What you need to do:
From the entries below, gather each line containing the word "Clearbit".

Entries:
########
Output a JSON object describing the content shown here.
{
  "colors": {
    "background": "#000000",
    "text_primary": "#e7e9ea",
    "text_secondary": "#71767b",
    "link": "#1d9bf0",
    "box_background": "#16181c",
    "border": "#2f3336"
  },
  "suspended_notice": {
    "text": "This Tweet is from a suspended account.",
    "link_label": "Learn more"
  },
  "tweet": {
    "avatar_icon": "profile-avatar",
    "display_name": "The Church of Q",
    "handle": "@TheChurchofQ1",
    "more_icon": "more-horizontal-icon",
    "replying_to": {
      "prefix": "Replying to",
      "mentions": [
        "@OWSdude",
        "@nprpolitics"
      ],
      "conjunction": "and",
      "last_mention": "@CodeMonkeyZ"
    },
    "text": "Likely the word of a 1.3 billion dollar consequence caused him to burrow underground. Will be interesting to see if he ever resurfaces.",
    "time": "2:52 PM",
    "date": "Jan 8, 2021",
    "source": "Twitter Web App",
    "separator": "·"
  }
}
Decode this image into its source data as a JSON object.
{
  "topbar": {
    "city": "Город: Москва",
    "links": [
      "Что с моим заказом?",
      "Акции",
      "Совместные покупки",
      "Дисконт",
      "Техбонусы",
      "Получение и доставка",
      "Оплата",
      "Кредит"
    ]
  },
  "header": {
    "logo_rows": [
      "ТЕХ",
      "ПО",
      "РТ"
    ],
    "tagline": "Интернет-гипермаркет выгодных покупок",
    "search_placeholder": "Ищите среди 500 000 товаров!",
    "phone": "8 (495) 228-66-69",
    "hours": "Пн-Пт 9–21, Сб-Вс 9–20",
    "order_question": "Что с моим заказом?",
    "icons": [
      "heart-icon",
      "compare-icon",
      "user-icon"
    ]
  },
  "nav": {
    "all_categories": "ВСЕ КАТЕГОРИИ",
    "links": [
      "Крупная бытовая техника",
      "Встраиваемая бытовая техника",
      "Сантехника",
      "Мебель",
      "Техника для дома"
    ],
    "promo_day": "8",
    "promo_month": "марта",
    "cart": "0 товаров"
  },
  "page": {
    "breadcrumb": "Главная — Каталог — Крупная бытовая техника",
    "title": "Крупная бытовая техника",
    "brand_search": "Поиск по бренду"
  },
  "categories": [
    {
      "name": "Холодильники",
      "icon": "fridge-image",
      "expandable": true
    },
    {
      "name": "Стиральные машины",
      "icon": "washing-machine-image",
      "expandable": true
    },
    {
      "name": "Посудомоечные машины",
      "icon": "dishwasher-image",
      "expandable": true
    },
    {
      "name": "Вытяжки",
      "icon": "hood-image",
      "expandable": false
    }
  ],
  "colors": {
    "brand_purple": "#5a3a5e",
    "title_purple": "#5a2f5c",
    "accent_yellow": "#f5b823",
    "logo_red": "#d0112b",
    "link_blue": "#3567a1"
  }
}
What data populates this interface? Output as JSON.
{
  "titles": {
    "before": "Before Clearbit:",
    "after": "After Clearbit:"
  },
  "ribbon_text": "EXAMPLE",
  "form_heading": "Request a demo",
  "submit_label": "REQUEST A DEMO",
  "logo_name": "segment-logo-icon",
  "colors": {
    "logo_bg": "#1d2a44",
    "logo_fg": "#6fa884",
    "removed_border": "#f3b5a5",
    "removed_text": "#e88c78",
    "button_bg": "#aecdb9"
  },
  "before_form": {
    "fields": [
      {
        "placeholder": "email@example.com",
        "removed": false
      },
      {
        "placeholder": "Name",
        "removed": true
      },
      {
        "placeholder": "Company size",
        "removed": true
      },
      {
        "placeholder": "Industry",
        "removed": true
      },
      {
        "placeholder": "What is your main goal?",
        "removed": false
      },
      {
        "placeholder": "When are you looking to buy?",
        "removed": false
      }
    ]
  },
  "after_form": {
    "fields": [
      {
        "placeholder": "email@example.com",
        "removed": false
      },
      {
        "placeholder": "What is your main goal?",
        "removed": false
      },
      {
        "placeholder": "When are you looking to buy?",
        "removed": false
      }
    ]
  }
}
########
Written answer:
    "before": "Before Clearbit:",
    "after": "After Clearbit:"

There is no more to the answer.